**Data:**
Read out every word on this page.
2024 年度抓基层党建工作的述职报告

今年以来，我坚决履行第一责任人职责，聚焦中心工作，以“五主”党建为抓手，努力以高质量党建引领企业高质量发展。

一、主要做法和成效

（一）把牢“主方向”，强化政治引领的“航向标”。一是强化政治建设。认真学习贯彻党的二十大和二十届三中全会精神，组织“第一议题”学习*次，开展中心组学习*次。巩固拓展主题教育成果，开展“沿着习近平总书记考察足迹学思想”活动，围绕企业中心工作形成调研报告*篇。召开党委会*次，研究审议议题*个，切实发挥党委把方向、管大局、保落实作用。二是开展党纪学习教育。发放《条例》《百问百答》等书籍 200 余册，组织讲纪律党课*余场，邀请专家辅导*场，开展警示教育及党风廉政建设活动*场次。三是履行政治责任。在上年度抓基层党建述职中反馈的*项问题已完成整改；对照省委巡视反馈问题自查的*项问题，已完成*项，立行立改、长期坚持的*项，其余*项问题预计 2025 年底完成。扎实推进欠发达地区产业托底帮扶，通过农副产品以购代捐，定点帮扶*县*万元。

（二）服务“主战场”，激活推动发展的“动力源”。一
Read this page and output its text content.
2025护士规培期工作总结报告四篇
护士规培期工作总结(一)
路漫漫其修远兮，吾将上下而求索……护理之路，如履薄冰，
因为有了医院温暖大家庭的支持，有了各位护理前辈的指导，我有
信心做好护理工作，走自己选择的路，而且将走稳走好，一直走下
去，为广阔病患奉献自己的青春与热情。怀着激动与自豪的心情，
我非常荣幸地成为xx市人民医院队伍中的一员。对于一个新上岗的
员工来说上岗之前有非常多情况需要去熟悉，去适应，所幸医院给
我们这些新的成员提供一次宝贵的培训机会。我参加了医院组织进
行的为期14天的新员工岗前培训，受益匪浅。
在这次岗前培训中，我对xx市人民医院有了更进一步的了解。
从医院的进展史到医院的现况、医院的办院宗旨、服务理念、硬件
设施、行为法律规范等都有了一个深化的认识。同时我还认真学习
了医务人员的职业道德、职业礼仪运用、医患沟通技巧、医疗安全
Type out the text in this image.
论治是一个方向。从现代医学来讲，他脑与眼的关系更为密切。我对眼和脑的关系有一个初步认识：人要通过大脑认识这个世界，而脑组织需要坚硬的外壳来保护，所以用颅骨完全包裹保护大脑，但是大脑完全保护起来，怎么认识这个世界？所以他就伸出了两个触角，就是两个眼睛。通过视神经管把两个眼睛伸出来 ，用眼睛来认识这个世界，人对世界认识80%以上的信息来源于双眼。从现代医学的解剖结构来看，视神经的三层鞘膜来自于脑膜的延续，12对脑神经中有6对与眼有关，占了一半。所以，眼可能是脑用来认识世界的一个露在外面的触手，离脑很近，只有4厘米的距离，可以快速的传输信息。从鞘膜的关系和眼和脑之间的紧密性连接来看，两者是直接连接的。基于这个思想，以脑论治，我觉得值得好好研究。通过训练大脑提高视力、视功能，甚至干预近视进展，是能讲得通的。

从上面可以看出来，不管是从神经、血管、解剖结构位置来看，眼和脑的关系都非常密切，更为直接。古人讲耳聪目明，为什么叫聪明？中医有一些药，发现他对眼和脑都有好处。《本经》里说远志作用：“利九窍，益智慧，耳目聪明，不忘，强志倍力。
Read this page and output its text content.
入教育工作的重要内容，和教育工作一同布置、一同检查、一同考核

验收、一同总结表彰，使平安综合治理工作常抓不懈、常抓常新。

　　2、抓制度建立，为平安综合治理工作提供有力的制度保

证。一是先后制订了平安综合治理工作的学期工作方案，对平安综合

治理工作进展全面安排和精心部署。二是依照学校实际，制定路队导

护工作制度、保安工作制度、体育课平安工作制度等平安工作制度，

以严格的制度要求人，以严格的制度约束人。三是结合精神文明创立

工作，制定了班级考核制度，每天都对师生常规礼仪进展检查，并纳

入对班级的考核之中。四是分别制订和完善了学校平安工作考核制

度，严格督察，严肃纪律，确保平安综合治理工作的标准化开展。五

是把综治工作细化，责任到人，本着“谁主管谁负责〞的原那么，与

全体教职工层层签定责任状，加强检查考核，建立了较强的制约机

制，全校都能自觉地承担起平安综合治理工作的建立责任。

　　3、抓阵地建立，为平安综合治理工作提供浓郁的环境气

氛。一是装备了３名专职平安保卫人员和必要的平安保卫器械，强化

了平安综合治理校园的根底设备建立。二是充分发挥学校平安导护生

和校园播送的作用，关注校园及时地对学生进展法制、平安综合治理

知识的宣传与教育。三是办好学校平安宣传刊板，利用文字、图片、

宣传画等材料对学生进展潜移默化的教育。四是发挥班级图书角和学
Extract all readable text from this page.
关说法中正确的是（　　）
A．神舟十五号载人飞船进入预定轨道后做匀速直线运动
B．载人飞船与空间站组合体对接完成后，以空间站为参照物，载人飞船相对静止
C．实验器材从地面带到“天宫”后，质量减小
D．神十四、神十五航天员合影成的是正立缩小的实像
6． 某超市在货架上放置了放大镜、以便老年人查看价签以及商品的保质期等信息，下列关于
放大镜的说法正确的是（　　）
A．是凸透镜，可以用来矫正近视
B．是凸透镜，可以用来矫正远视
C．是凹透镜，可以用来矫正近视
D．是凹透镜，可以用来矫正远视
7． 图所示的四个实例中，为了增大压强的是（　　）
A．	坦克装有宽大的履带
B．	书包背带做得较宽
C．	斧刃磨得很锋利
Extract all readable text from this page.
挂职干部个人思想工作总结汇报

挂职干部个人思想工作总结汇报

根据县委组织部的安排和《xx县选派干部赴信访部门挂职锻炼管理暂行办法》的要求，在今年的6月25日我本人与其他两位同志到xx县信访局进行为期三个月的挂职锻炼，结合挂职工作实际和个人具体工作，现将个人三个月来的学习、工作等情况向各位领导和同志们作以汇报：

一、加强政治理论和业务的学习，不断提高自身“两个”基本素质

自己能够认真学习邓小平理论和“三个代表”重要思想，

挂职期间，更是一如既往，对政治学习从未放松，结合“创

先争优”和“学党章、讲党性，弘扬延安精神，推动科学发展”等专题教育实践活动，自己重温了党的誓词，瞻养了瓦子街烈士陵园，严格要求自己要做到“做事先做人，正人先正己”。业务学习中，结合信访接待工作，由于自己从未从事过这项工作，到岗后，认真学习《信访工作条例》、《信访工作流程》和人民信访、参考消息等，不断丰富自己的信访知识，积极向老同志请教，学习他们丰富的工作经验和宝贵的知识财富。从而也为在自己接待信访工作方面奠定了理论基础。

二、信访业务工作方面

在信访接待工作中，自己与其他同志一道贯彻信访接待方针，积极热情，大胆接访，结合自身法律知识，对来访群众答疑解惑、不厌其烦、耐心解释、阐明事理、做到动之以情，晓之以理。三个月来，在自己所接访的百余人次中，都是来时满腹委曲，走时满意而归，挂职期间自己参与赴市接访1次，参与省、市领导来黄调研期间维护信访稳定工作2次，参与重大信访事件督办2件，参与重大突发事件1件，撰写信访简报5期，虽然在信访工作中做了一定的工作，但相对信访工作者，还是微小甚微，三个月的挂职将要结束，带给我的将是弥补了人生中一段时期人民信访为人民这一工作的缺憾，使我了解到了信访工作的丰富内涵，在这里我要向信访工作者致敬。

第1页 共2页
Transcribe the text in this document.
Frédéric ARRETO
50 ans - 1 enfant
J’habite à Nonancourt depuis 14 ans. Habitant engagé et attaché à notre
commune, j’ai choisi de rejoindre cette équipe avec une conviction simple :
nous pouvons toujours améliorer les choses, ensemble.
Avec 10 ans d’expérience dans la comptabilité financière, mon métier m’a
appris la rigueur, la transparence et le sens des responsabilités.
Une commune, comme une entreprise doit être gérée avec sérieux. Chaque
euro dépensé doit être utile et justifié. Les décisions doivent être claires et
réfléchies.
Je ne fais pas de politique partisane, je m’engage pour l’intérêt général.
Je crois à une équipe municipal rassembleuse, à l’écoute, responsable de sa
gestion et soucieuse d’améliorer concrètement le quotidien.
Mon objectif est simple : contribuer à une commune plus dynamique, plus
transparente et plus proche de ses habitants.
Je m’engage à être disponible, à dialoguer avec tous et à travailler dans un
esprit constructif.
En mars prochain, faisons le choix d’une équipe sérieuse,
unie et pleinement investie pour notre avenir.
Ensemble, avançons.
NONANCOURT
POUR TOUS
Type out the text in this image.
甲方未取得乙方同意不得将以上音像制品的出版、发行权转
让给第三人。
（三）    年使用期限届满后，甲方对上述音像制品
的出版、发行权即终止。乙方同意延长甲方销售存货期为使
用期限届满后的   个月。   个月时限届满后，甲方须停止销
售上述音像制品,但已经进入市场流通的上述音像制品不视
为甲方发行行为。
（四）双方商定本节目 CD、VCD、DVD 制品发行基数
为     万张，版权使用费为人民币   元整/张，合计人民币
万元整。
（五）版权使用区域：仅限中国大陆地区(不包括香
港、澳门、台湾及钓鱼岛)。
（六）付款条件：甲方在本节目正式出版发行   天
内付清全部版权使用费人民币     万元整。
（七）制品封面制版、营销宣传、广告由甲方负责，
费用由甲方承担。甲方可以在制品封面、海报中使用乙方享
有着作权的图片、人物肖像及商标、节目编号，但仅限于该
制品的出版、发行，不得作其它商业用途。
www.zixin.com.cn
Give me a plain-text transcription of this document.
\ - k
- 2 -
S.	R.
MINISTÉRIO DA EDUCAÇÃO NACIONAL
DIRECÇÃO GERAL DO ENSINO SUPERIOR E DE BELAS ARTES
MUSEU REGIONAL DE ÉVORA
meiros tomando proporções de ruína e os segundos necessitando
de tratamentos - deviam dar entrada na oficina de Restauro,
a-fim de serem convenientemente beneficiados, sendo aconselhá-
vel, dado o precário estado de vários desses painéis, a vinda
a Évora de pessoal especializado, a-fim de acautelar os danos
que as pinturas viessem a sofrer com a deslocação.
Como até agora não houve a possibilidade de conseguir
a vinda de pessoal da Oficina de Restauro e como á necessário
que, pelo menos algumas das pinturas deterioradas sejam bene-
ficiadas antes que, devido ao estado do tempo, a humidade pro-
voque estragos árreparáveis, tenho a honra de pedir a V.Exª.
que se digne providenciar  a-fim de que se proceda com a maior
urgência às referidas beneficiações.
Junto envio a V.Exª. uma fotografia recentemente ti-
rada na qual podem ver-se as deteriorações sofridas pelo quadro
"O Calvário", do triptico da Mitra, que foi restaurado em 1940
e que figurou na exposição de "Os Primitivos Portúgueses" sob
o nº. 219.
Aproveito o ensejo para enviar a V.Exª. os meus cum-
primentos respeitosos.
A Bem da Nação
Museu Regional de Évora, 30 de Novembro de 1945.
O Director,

**Requirement:** Find all lines holding the string "pessoal" and copy them.

**Written reply:**
a Évora de pessoal especializado, a-fim de acautelar os danos
a vinda de pessoal da Oficina de Restauro e como á necessário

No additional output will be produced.